WHAT TO WORK ON
Count every line where "plain" occurs. Give the total alone.

SUPPLIED INFORMATION
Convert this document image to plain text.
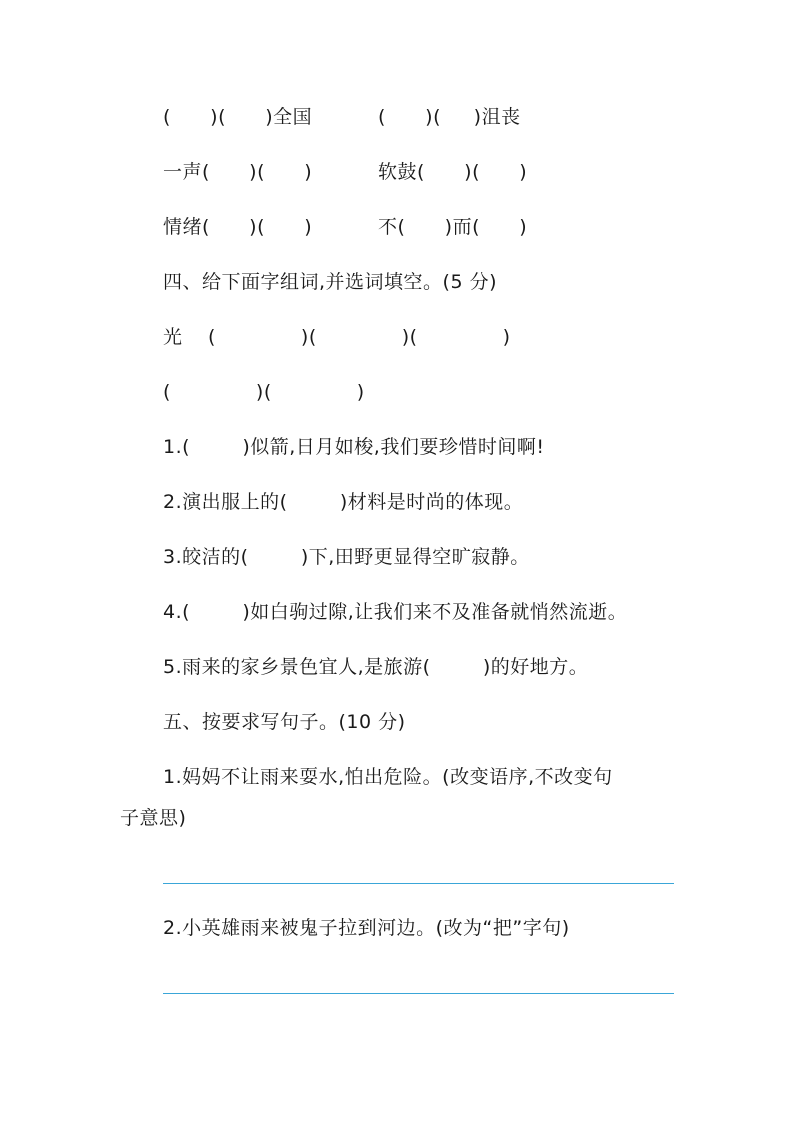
(      )(      )全国	(      )(     )沮丧
一声(      )(      )	软鼓(      )(      )
情绪(      )(      )	不(      )而(      )
四、给下面字组词,并选词填空。(5 分)
光 (             )(             )(             )
(             )(             )
1.(        )似箭,日月如梭,我们要珍惜时间啊!
2.演出服上的(        )材料是时尚的体现。
3.皎洁的(        )下,田野更显得空旷寂静。
4.(        )如白驹过隙,让我们来不及准备就悄然流逝。
5.雨来的家乡景色宜人,是旅游(        )的好地方。
五、按要求写句子。(10 分)
1.妈妈不让雨来耍水,怕出危险。(改变语序,不改变句
子意思)
2.小英雄雨来被鬼子拉到河边。(改为“把”字句)
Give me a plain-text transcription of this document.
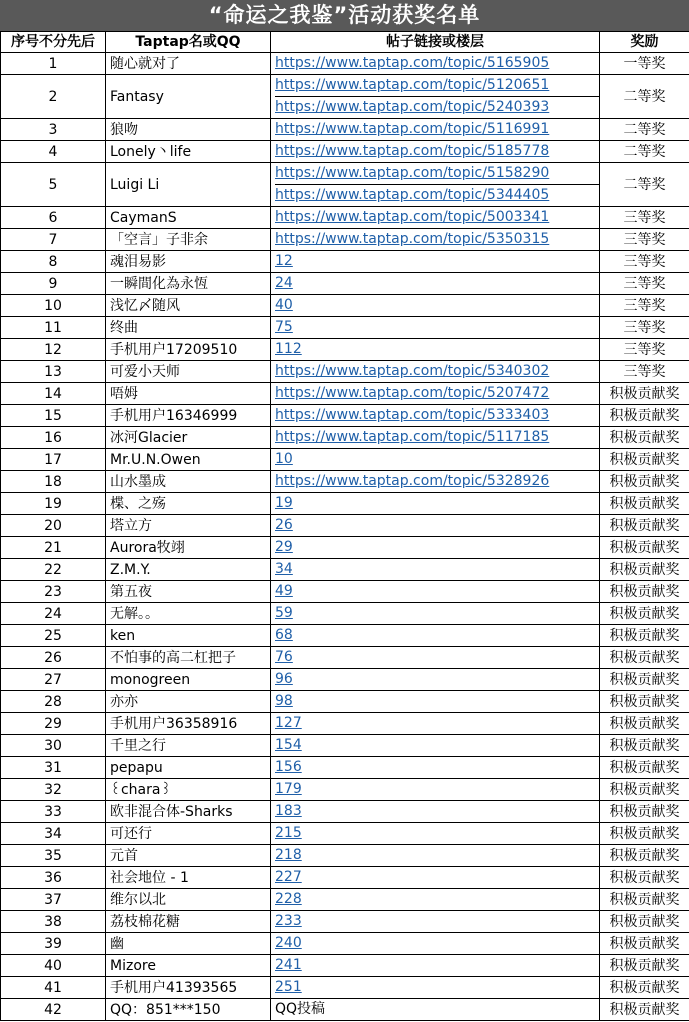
“命运之我鉴”活动获奖名单
序号不分先后	Taptap名或QQ	帖子链接或楼层	奖励
1	随心就对了	https://www.taptap.com/topic/5165905	一等奖
2	Fantasy	https://www.taptap.com/topic/5120651
https://www.taptap.com/topic/5240393	二等奖
3	狼吻	https://www.taptap.com/topic/5116991	二等奖
4	Lonely丶life	https://www.taptap.com/topic/5185778	二等奖
5	Luigi Li	https://www.taptap.com/topic/5158290
https://www.taptap.com/topic/5344405	二等奖
6	CaymanS	https://www.taptap.com/topic/5003341	三等奖
7	「空言」子非余	https://www.taptap.com/topic/5350315	三等奖
8	魂泪易影	12	三等奖
9	一瞬間化為永恆	24	三等奖
10	浅忆〆随风	40	三等奖
11	终曲	75	三等奖
12	手机用户17209510	112	三等奖
13	可爱小天师	https://www.taptap.com/topic/5340302	三等奖
14	唔姆	https://www.taptap.com/topic/5207472	积极贡献奖
15	手机用户16346999	https://www.taptap.com/topic/5333403	积极贡献奖
16	冰河Glacier	https://www.taptap.com/topic/5117185	积极贡献奖
17	Mr.U.N.Owen	10	积极贡献奖
18	山水墨成	https://www.taptap.com/topic/5328926	积极贡献奖
19	楪、之殇	19	积极贡献奖
20	塔立方	26	积极贡献奖
21	Aurora牧翊	29	积极贡献奖
22	Z.M.Y.	34	积极贡献奖
23	第五夜	49	积极贡献奖
24	无解。。	59	积极贡献奖
25	ken	68	积极贡献奖
26	不怕事的高二杠把子	76	积极贡献奖
27	monogreen	96	积极贡献奖
28	亦亦	98	积极贡献奖
29	手机用户36358916	127	积极贡献奖
30	千里之行	154	积极贡献奖
31	pepapu	156	积极贡献奖
32	꒰chara꒱	179	积极贡献奖
33	欧非混合体-Sharks	183	积极贡献奖
34	可还行	215	积极贡献奖
35	元首	218	积极贡献奖
36	社会地位 - 1	227	积极贡献奖
37	维尔以北	228	积极贡献奖
38	荔枝棉花糖	233	积极贡献奖
39	幽	240	积极贡献奖
40	Mizore	241	积极贡献奖
41	手机用户41393565	251	积极贡献奖
42	QQ：851***150	QQ投稿	积极贡献奖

REPLY
2